PROBLEM TO SOLVE: Each record below should be output verbatim, without pictures.

DATA SHOWN:

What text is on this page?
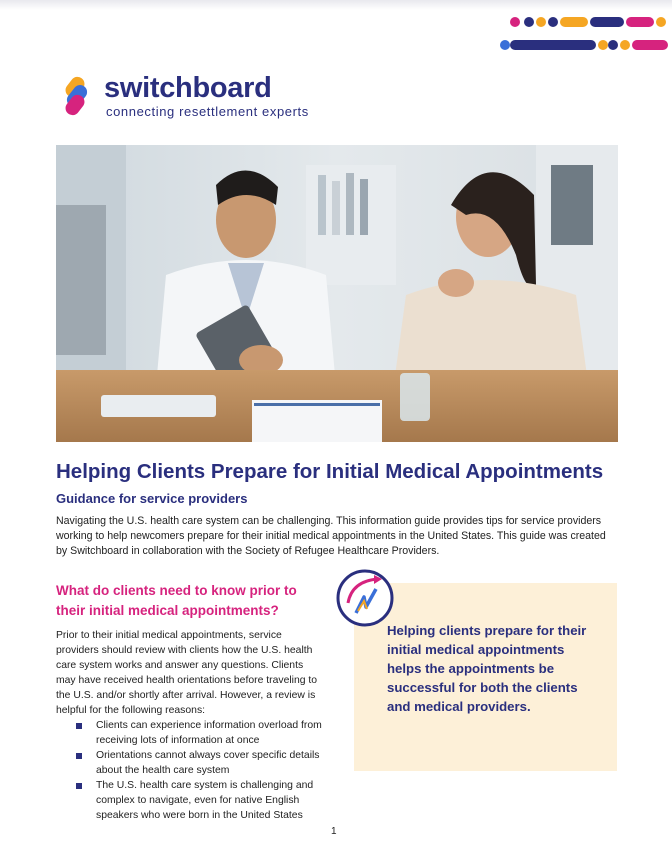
switchboard
connecting resettlement experts
Helping Clients Prepare for Initial Medical Appointments
Guidance for service providers
Navigating the U.S. health care system can be challenging. This information guide provides tips for service providers working to help newcomers prepare for their initial medical appointments in the United States. This guide was created by Switchboard in collaboration with the Society of Refugee Healthcare Providers.
What do clients need to know prior to their initial medical appointments?
Prior to their initial medical appointments, service providers should review with clients how the U.S. health care system works and answer any questions. Clients may have received health orientations before traveling to the U.S. and/or shortly after arrival. However, a review is helpful for the following reasons:
Clients can experience information overload from receiving lots of information at once
Orientations cannot always cover specific details about the health care system
The U.S. health care system is challenging and complex to navigate, even for native English speakers who were born in the United States
Helping clients prepare for their initial medical appointments helps the appointments be successful for both the clients and medical providers.
1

EXERCISE RESULT:
What text is on this page?
switchboard
connecting resettlement experts
Helping Clients Prepare for Initial Medical Appointments
Guidance for service providers
Navigating the U.S. health care system can be challenging. This information guide provides tips for service providers working to help newcomers prepare for their initial medical appointments in the United States. This guide was created by Switchboard in collaboration with the Society of Refugee Healthcare Providers.
What do clients need to know prior to their initial medical appointments?
Prior to their initial medical appointments, service providers should review with clients how the U.S. health care system works and answer any questions. Clients may have received health orientations before traveling to the U.S. and/or shortly after arrival. However, a review is helpful for the following reasons:
Clients can experience information overload from receiving lots of information at once
Orientations cannot always cover specific details about the health care system
The U.S. health care system is challenging and complex to navigate, even for native English speakers who were born in the United States
Helping clients prepare for their initial medical appointments helps the appointments be successful for both the clients and medical providers.
1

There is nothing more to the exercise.